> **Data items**
====

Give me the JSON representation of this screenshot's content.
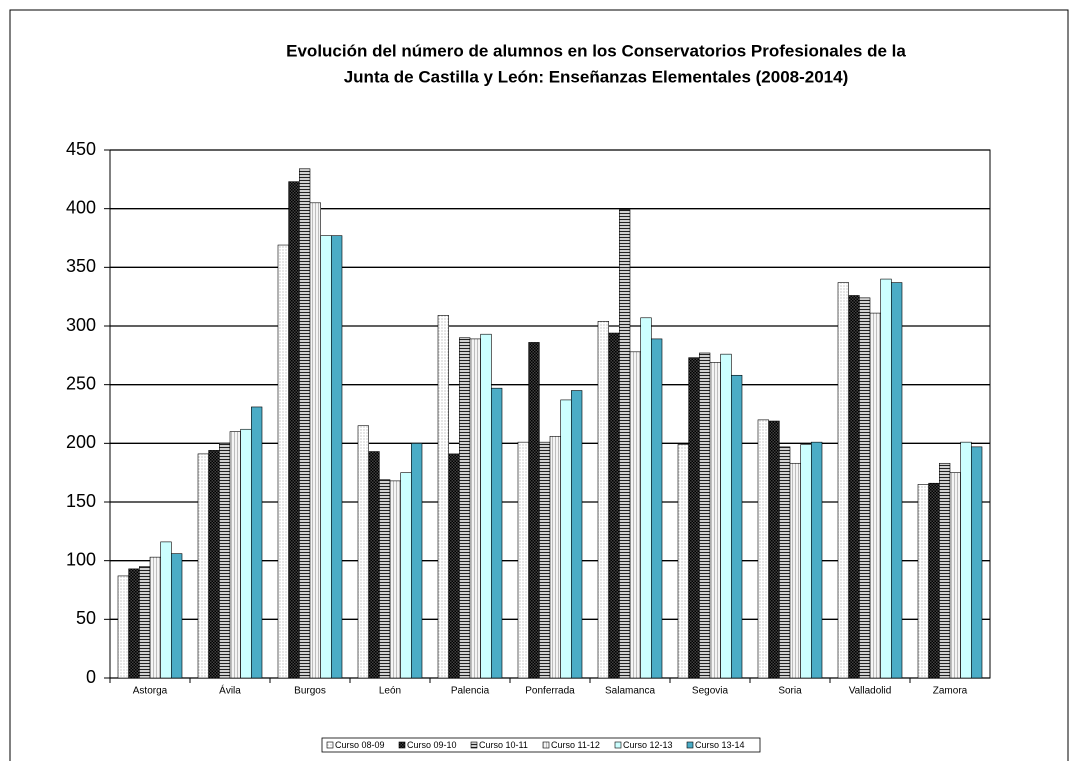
{
  "chart_data": {
    "type": "bar",
    "title": [
      "Evolución del número de alumnos en los Conservatorios Profesionales de la",
      "Junta de Castilla y León: Enseñanzas Elementales (2008-2014)"
    ],
    "categories": [
      "Astorga",
      "Ávila",
      "Burgos",
      "León",
      "Palencia",
      "Ponferrada",
      "Salamanca",
      "Segovia",
      "Soria",
      "Valladolid",
      "Zamora"
    ],
    "series": [
      {
        "name": "Curso 08-09",
        "color": "#ffffff",
        "values": [
          87,
          191,
          369,
          215,
          309,
          201,
          304,
          199,
          220,
          337,
          165
        ]
      },
      {
        "name": "Curso 09-10",
        "color": "#404040",
        "values": [
          93,
          194,
          423,
          193,
          191,
          286,
          294,
          273,
          219,
          326,
          166
        ]
      },
      {
        "name": "Curso 10-11",
        "color": "#d0d0d0",
        "values": [
          95,
          200,
          434,
          169,
          290,
          201,
          399,
          277,
          197,
          324,
          183
        ]
      },
      {
        "name": "Curso 11-12",
        "color": "#f4f4f4",
        "values": [
          103,
          210,
          405,
          168,
          289,
          206,
          278,
          269,
          183,
          311,
          175
        ]
      },
      {
        "name": "Curso 12-13",
        "color": "#ccffff",
        "values": [
          116,
          212,
          377,
          175,
          293,
          237,
          307,
          276,
          199,
          340,
          201
        ]
      },
      {
        "name": "Curso 13-14",
        "color": "#4bacc6",
        "values": [
          106,
          231,
          377,
          200,
          247,
          245,
          289,
          258,
          201,
          337,
          197
        ]
      }
    ],
    "ylim": [
      0,
      450
    ],
    "yticks": [
      0,
      50,
      100,
      150,
      200,
      250,
      300,
      350,
      400,
      450
    ],
    "grid": true,
    "legend": "bottom"
  }
}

====

> **TASK INSTRUCTIONS**
Write the records out once more, exactly as they appear, with no pictures.

> **EXPECTED ANSWER**
Give me the JSON representation of this screenshot's content.
{
  "chart_data": {
    "type": "bar",
    "title": [
      "Evolución del número de alumnos en los Conservatorios Profesionales de la",
      "Junta de Castilla y León: Enseñanzas Elementales (2008-2014)"
    ],
    "categories": [
      "Astorga",
      "Ávila",
      "Burgos",
      "León",
      "Palencia",
      "Ponferrada",
      "Salamanca",
      "Segovia",
      "Soria",
      "Valladolid",
      "Zamora"
    ],
    "series": [
      {
        "name": "Curso 08-09",
        "color": "#ffffff",
        "values": [
          87,
          191,
          369,
          215,
          309,
          201,
          304,
          199,
          220,
          337,
          165
        ]
      },
      {
        "name": "Curso 09-10",
        "color": "#404040",
        "values": [
          93,
          194,
          423,
          193,
          191,
          286,
          294,
          273,
          219,
          326,
          166
        ]
      },
      {
        "name": "Curso 10-11",
        "color": "#d0d0d0",
        "values": [
          95,
          200,
          434,
          169,
          290,
          201,
          399,
          277,
          197,
          324,
          183
        ]
      },
      {
        "name": "Curso 11-12",
        "color": "#f4f4f4",
        "values": [
          103,
          210,
          405,
          168,
          289,
          206,
          278,
          269,
          183,
          311,
          175
        ]
      },
      {
        "name": "Curso 12-13",
        "color": "#ccffff",
        "values": [
          116,
          212,
          377,
          175,
          293,
          237,
          307,
          276,
          199,
          340,
          201
        ]
      },
      {
        "name": "Curso 13-14",
        "color": "#4bacc6",
        "values": [
          106,
          231,
          377,
          200,
          247,
          245,
          289,
          258,
          201,
          337,
          197
        ]
      }
    ],
    "ylim": [
      0,
      450
    ],
    "yticks": [
      0,
      50,
      100,
      150,
      200,
      250,
      300,
      350,
      400,
      450
    ],
    "grid": true,
    "legend": "bottom"
  }
}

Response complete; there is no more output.